Saved data entries:
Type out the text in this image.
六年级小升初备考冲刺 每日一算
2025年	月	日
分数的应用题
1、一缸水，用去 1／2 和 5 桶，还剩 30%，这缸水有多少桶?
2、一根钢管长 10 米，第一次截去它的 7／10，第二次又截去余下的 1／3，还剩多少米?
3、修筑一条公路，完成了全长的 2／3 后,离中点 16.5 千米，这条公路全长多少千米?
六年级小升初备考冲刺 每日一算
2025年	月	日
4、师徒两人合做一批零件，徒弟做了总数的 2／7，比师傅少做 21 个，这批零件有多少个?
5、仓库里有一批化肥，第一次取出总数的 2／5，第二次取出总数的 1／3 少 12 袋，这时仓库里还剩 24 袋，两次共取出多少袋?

**EXERCISE OBJECTIVE**
Exactly reproduce every record.

**RESPONSE BELOW**
Type out the text in this image.
六年级小升初备考冲刺 每日一算
2025年	月	日
分数的应用题
1、一缸水，用去 1／2 和 5 桶，还剩 30%，这缸水有多少桶?
2、一根钢管长 10 米，第一次截去它的 7／10，第二次又截去余下的 1／3，还剩多少米?
3、修筑一条公路，完成了全长的 2／3 后,离中点 16.5 千米，这条公路全长多少千米?
六年级小升初备考冲刺 每日一算
2025年	月	日
4、师徒两人合做一批零件，徒弟做了总数的 2／7，比师傅少做 21 个，这批零件有多少个?
5、仓库里有一批化肥，第一次取出总数的 2／5，第二次取出总数的 1／3 少 12 袋，这时仓库里还剩 24 袋，两次共取出多少袋?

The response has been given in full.